- Records to process -
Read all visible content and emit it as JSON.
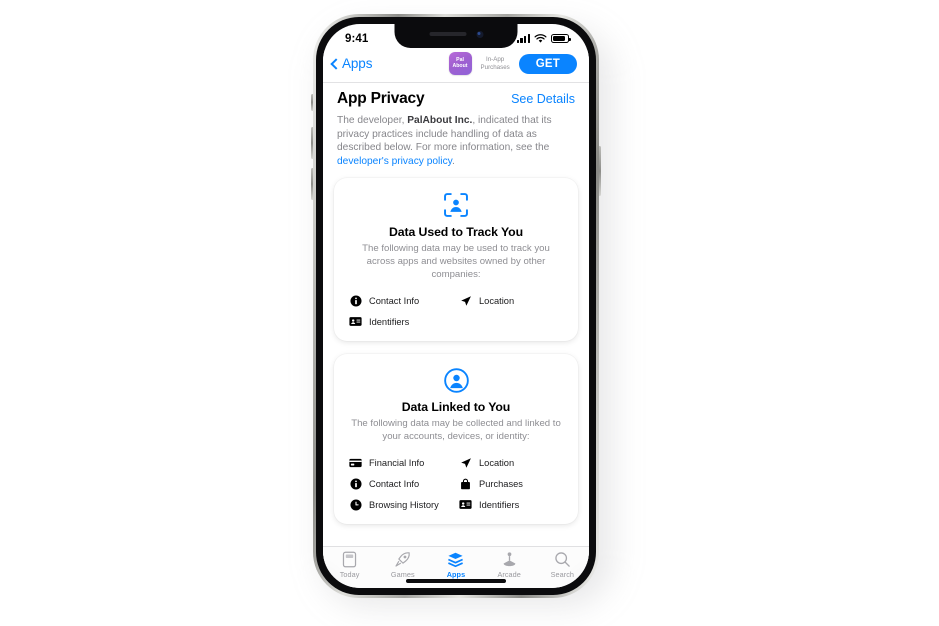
{
  "status_bar": {
    "time": "9:41",
    "signal_icon": "cellular-bars-icon",
    "wifi_icon": "wifi-icon",
    "battery_icon": "battery-icon"
  },
  "nav": {
    "back_label": "Apps",
    "back_icon": "chevron-left-icon",
    "app_icon_line1": "Pal",
    "app_icon_line2": "About",
    "in_app_purchases_line1": "In-App",
    "in_app_purchases_line2": "Purchases",
    "get_label": "GET"
  },
  "header": {
    "title": "App Privacy",
    "see_details_label": "See Details",
    "intro_part1": "The developer, ",
    "intro_developer": "PalAbout Inc.",
    "intro_part2": ", indicated that its privacy practices include handling of data as described below. For more information, see the ",
    "intro_link": "developer's privacy policy",
    "intro_part3": "."
  },
  "cards": [
    {
      "icon": "track-you-icon",
      "title": "Data Used to Track You",
      "subtitle": "The following data may be used to track you across apps and websites owned by other companies:",
      "items": [
        {
          "label": "Contact Info",
          "icon": "info-circle-icon"
        },
        {
          "label": "Location",
          "icon": "location-arrow-icon"
        },
        {
          "label": "Identifiers",
          "icon": "id-card-icon"
        }
      ]
    },
    {
      "icon": "person-circle-icon",
      "title": "Data Linked to You",
      "subtitle": "The following data may be collected and linked to your accounts, devices, or identity:",
      "items": [
        {
          "label": "Financial Info",
          "icon": "credit-card-icon"
        },
        {
          "label": "Location",
          "icon": "location-arrow-icon"
        },
        {
          "label": "Contact Info",
          "icon": "info-circle-icon"
        },
        {
          "label": "Purchases",
          "icon": "shopping-bag-icon"
        },
        {
          "label": "Browsing History",
          "icon": "clock-icon"
        },
        {
          "label": "Identifiers",
          "icon": "id-card-icon"
        }
      ]
    }
  ],
  "tabbar": [
    {
      "label": "Today",
      "icon": "today-card-icon",
      "active": false
    },
    {
      "label": "Games",
      "icon": "rocket-icon",
      "active": false
    },
    {
      "label": "Apps",
      "icon": "layers-icon",
      "active": true
    },
    {
      "label": "Arcade",
      "icon": "joystick-icon",
      "active": false
    },
    {
      "label": "Search",
      "icon": "magnifier-icon",
      "active": false
    }
  ],
  "colors": {
    "accent": "#0a84ff",
    "secondary_text": "#8e8e93",
    "background": "#ffffff"
  }
}
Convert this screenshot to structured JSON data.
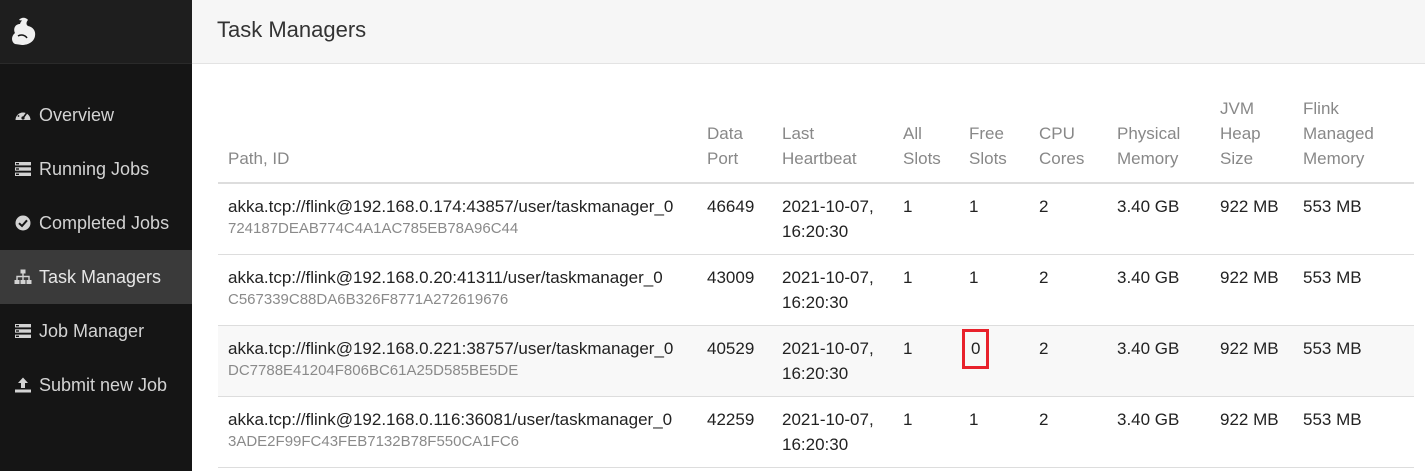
{
  "header": {
    "title": "Task Managers"
  },
  "sidebar": {
    "items": [
      {
        "label": "Overview",
        "icon": "dashboard-icon",
        "active": false
      },
      {
        "label": "Running Jobs",
        "icon": "list-icon",
        "active": false
      },
      {
        "label": "Completed Jobs",
        "icon": "check-circle-icon",
        "active": false
      },
      {
        "label": "Task Managers",
        "icon": "sitemap-icon",
        "active": true
      },
      {
        "label": "Job Manager",
        "icon": "list-icon",
        "active": false
      },
      {
        "label": "Submit new Job",
        "icon": "upload-icon",
        "active": false
      }
    ]
  },
  "table": {
    "columns": [
      {
        "line1": "",
        "line2": "",
        "line3": "Path, ID"
      },
      {
        "line1": "",
        "line2": "Data",
        "line3": "Port"
      },
      {
        "line1": "",
        "line2": "Last",
        "line3": "Heartbeat"
      },
      {
        "line1": "",
        "line2": "All",
        "line3": "Slots"
      },
      {
        "line1": "",
        "line2": "Free",
        "line3": "Slots"
      },
      {
        "line1": "",
        "line2": "CPU",
        "line3": "Cores"
      },
      {
        "line1": "",
        "line2": "Physical",
        "line3": "Memory"
      },
      {
        "line1": "JVM",
        "line2": "Heap",
        "line3": "Size"
      },
      {
        "line1": "Flink",
        "line2": "Managed",
        "line3": "Memory"
      }
    ],
    "rows": [
      {
        "path": "akka.tcp://flink@192.168.0.174:43857/user/taskmanager_0",
        "id": "724187DEAB774C4A1AC785EB78A96C44",
        "data_port": "46649",
        "heartbeat_date": "2021-10-07,",
        "heartbeat_time": "16:20:30",
        "all_slots": "1",
        "free_slots": "1",
        "cpu_cores": "2",
        "physical_memory": "3.40 GB",
        "jvm_heap": "922 MB",
        "flink_managed": "553 MB"
      },
      {
        "path": "akka.tcp://flink@192.168.0.20:41311/user/taskmanager_0",
        "id": "C567339C88DA6B326F8771A272619676",
        "data_port": "43009",
        "heartbeat_date": "2021-10-07,",
        "heartbeat_time": "16:20:30",
        "all_slots": "1",
        "free_slots": "1",
        "cpu_cores": "2",
        "physical_memory": "3.40 GB",
        "jvm_heap": "922 MB",
        "flink_managed": "553 MB"
      },
      {
        "path": "akka.tcp://flink@192.168.0.221:38757/user/taskmanager_0",
        "id": "DC7788E41204F806BC61A25D585BE5DE",
        "data_port": "40529",
        "heartbeat_date": "2021-10-07,",
        "heartbeat_time": "16:20:30",
        "all_slots": "1",
        "free_slots": "0",
        "cpu_cores": "2",
        "physical_memory": "3.40 GB",
        "jvm_heap": "922 MB",
        "flink_managed": "553 MB"
      },
      {
        "path": "akka.tcp://flink@192.168.0.116:36081/user/taskmanager_0",
        "id": "3ADE2F99FC43FEB7132B78F550CA1FC6",
        "data_port": "42259",
        "heartbeat_date": "2021-10-07,",
        "heartbeat_time": "16:20:30",
        "all_slots": "1",
        "free_slots": "1",
        "cpu_cores": "2",
        "physical_memory": "3.40 GB",
        "jvm_heap": "922 MB",
        "flink_managed": "553 MB"
      }
    ]
  },
  "colors": {
    "sidebar_bg": "#151515",
    "active_bg": "#3a3a3a",
    "highlight": "#e8212b"
  }
}
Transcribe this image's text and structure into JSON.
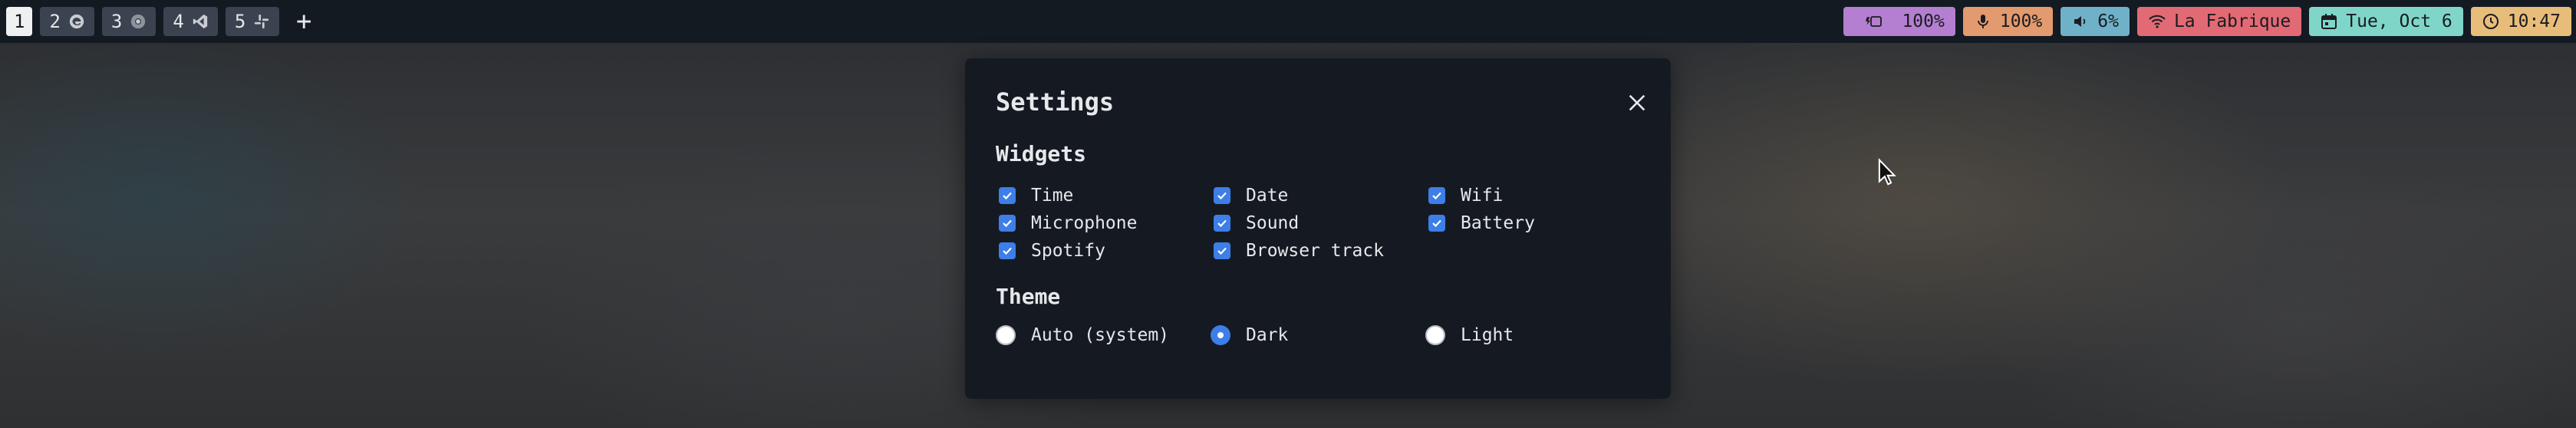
{
  "workspaces": [
    {
      "number": "1",
      "icon": "",
      "active": true
    },
    {
      "number": "2",
      "icon": "edge-browser-icon",
      "active": false
    },
    {
      "number": "3",
      "icon": "chrome-icon",
      "active": false
    },
    {
      "number": "4",
      "icon": "vscode-icon",
      "active": false
    },
    {
      "number": "5",
      "icon": "slack-icon",
      "active": false
    }
  ],
  "add_workspace_label": "+",
  "status": {
    "battery": {
      "text": "100%",
      "color": "#b47fd0",
      "icon": "battery-icon"
    },
    "microphone": {
      "text": "100%",
      "color": "#e39a6e",
      "icon": "microphone-icon"
    },
    "sound": {
      "text": "6%",
      "color": "#6fb1c8",
      "icon": "speaker-icon"
    },
    "wifi": {
      "text": "La Fabrique",
      "color": "#e26a75",
      "icon": "wifi-icon"
    },
    "date": {
      "text": "Tue, Oct 6",
      "color": "#7fd6c8",
      "icon": "calendar-icon"
    },
    "time": {
      "text": "10:47",
      "color": "#e8bd7a",
      "icon": "clock-icon"
    }
  },
  "settings": {
    "title": "Settings",
    "widgets": {
      "heading": "Widgets",
      "items": [
        {
          "label": "Time",
          "checked": true
        },
        {
          "label": "Date",
          "checked": true
        },
        {
          "label": "Wifi",
          "checked": true
        },
        {
          "label": "Microphone",
          "checked": true
        },
        {
          "label": "Sound",
          "checked": true
        },
        {
          "label": "Battery",
          "checked": true
        },
        {
          "label": "Spotify",
          "checked": true
        },
        {
          "label": "Browser track",
          "checked": true
        }
      ]
    },
    "theme": {
      "heading": "Theme",
      "options": [
        {
          "label": "Auto (system)",
          "selected": false
        },
        {
          "label": "Dark",
          "selected": true
        },
        {
          "label": "Light",
          "selected": false
        }
      ]
    }
  },
  "colors": {
    "accent": "#3d7ee8",
    "bar_bg": "#141a22",
    "dialog_bg": "#151a22"
  }
}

- Task prompt -
Make an exact copy of the records above, with the pictures left out.

- Solution -
Read all visible content and emit it as JSON.
{
  "status_bar": {
    "time": "9:41",
    "signal_icon": "cellular-bars-icon",
    "wifi_icon": "wifi-icon",
    "battery_icon": "battery-icon"
  },
  "nav": {
    "back_label": "Apps",
    "back_icon": "chevron-left-icon",
    "app_icon_line1": "Pal",
    "app_icon_line2": "About",
    "in_app_purchases_line1": "In-App",
    "in_app_purchases_line2": "Purchases",
    "get_label": "GET"
  },
  "header": {
    "title": "App Privacy",
    "see_details_label": "See Details",
    "intro_part1": "The developer, ",
    "intro_developer": "PalAbout Inc.",
    "intro_part2": ", indicated that its privacy practices include handling of data as described below. For more information, see the ",
    "intro_link": "developer's privacy policy",
    "intro_part3": "."
  },
  "cards": [
    {
      "icon": "track-you-icon",
      "title": "Data Used to Track You",
      "subtitle": "The following data may be used to track you across apps and websites owned by other companies:",
      "items": [
        {
          "label": "Contact Info",
          "icon": "info-circle-icon"
        },
        {
          "label": "Location",
          "icon": "location-arrow-icon"
        },
        {
          "label": "Identifiers",
          "icon": "id-card-icon"
        }
      ]
    },
    {
      "icon": "person-circle-icon",
      "title": "Data Linked to You",
      "subtitle": "The following data may be collected and linked to your accounts, devices, or identity:",
      "items": [
        {
          "label": "Financial Info",
          "icon": "credit-card-icon"
        },
        {
          "label": "Location",
          "icon": "location-arrow-icon"
        },
        {
          "label": "Contact Info",
          "icon": "info-circle-icon"
        },
        {
          "label": "Purchases",
          "icon": "shopping-bag-icon"
        },
        {
          "label": "Browsing History",
          "icon": "clock-icon"
        },
        {
          "label": "Identifiers",
          "icon": "id-card-icon"
        }
      ]
    }
  ],
  "tabbar": [
    {
      "label": "Today",
      "icon": "today-card-icon",
      "active": false
    },
    {
      "label": "Games",
      "icon": "rocket-icon",
      "active": false
    },
    {
      "label": "Apps",
      "icon": "layers-icon",
      "active": true
    },
    {
      "label": "Arcade",
      "icon": "joystick-icon",
      "active": false
    },
    {
      "label": "Search",
      "icon": "magnifier-icon",
      "active": false
    }
  ],
  "colors": {
    "accent": "#0a84ff",
    "secondary_text": "#8e8e93",
    "background": "#ffffff"
  }
}
Convert this screenshot to structured JSON data.
{
  "header": {
    "title": "Task Managers"
  },
  "sidebar": {
    "items": [
      {
        "label": "Overview",
        "icon": "dashboard-icon",
        "active": false
      },
      {
        "label": "Running Jobs",
        "icon": "list-icon",
        "active": false
      },
      {
        "label": "Completed Jobs",
        "icon": "check-circle-icon",
        "active": false
      },
      {
        "label": "Task Managers",
        "icon": "sitemap-icon",
        "active": true
      },
      {
        "label": "Job Manager",
        "icon": "list-icon",
        "active": false
      },
      {
        "label": "Submit new Job",
        "icon": "upload-icon",
        "active": false
      }
    ]
  },
  "table": {
    "columns": [
      {
        "line1": "",
        "line2": "",
        "line3": "Path, ID"
      },
      {
        "line1": "",
        "line2": "Data",
        "line3": "Port"
      },
      {
        "line1": "",
        "line2": "Last",
        "line3": "Heartbeat"
      },
      {
        "line1": "",
        "line2": "All",
        "line3": "Slots"
      },
      {
        "line1": "",
        "line2": "Free",
        "line3": "Slots"
      },
      {
        "line1": "",
        "line2": "CPU",
        "line3": "Cores"
      },
      {
        "line1": "",
        "line2": "Physical",
        "line3": "Memory"
      },
      {
        "line1": "JVM",
        "line2": "Heap",
        "line3": "Size"
      },
      {
        "line1": "Flink",
        "line2": "Managed",
        "line3": "Memory"
      }
    ],
    "rows": [
      {
        "path": "akka.tcp://flink@192.168.0.174:43857/user/taskmanager_0",
        "id": "724187DEAB774C4A1AC785EB78A96C44",
        "data_port": "46649",
        "heartbeat_date": "2021-10-07,",
        "heartbeat_time": "16:20:30",
        "all_slots": "1",
        "free_slots": "1",
        "cpu_cores": "2",
        "physical_memory": "3.40 GB",
        "jvm_heap": "922 MB",
        "flink_managed": "553 MB"
      },
      {
        "path": "akka.tcp://flink@192.168.0.20:41311/user/taskmanager_0",
        "id": "C567339C88DA6B326F8771A272619676",
        "data_port": "43009",
        "heartbeat_date": "2021-10-07,",
        "heartbeat_time": "16:20:30",
        "all_slots": "1",
        "free_slots": "1",
        "cpu_cores": "2",
        "physical_memory": "3.40 GB",
        "jvm_heap": "922 MB",
        "flink_managed": "553 MB"
      },
      {
        "path": "akka.tcp://flink@192.168.0.221:38757/user/taskmanager_0",
        "id": "DC7788E41204F806BC61A25D585BE5DE",
        "data_port": "40529",
        "heartbeat_date": "2021-10-07,",
        "heartbeat_time": "16:20:30",
        "all_slots": "1",
        "free_slots": "0",
        "cpu_cores": "2",
        "physical_memory": "3.40 GB",
        "jvm_heap": "922 MB",
        "flink_managed": "553 MB"
      },
      {
        "path": "akka.tcp://flink@192.168.0.116:36081/user/taskmanager_0",
        "id": "3ADE2F99FC43FEB7132B78F550CA1FC6",
        "data_port": "42259",
        "heartbeat_date": "2021-10-07,",
        "heartbeat_time": "16:20:30",
        "all_slots": "1",
        "free_slots": "1",
        "cpu_cores": "2",
        "physical_memory": "3.40 GB",
        "jvm_heap": "922 MB",
        "flink_managed": "553 MB"
      }
    ]
  },
  "colors": {
    "sidebar_bg": "#151515",
    "active_bg": "#3a3a3a",
    "highlight": "#e8212b"
  }
}
Transcribe this image's text and structure into JSON.
{
  "workspaces": [
    {
      "number": "1",
      "icon": "",
      "active": true
    },
    {
      "number": "2",
      "icon": "edge-browser-icon",
      "active": false
    },
    {
      "number": "3",
      "icon": "chrome-icon",
      "active": false
    },
    {
      "number": "4",
      "icon": "vscode-icon",
      "active": false
    },
    {
      "number": "5",
      "icon": "slack-icon",
      "active": false
    }
  ],
  "add_workspace_label": "+",
  "status": {
    "battery": {
      "text": "100%",
      "color": "#b47fd0",
      "icon": "battery-icon"
    },
    "microphone": {
      "text": "100%",
      "color": "#e39a6e",
      "icon": "microphone-icon"
    },
    "sound": {
      "text": "6%",
      "color": "#6fb1c8",
      "icon": "speaker-icon"
    },
    "wifi": {
      "text": "La Fabrique",
      "color": "#e26a75",
      "icon": "wifi-icon"
    },
    "date": {
      "text": "Tue, Oct 6",
      "color": "#7fd6c8",
      "icon": "calendar-icon"
    },
    "time": {
      "text": "10:47",
      "color": "#e8bd7a",
      "icon": "clock-icon"
    }
  },
  "settings": {
    "title": "Settings",
    "widgets": {
      "heading": "Widgets",
      "items": [
        {
          "label": "Time",
          "checked": true
        },
        {
          "label": "Date",
          "checked": true
        },
        {
          "label": "Wifi",
          "checked": true
        },
        {
          "label": "Microphone",
          "checked": true
        },
        {
          "label": "Sound",
          "checked": true
        },
        {
          "label": "Battery",
          "checked": true
        },
        {
          "label": "Spotify",
          "checked": true
        },
        {
          "label": "Browser track",
          "checked": true
        }
      ]
    },
    "theme": {
      "heading": "Theme",
      "options": [
        {
          "label": "Auto (system)",
          "selected": false
        },
        {
          "label": "Dark",
          "selected": true
        },
        {
          "label": "Light",
          "selected": false
        }
      ]
    }
  },
  "colors": {
    "accent": "#3d7ee8",
    "bar_bg": "#141a22",
    "dialog_bg": "#151a22"
  }
}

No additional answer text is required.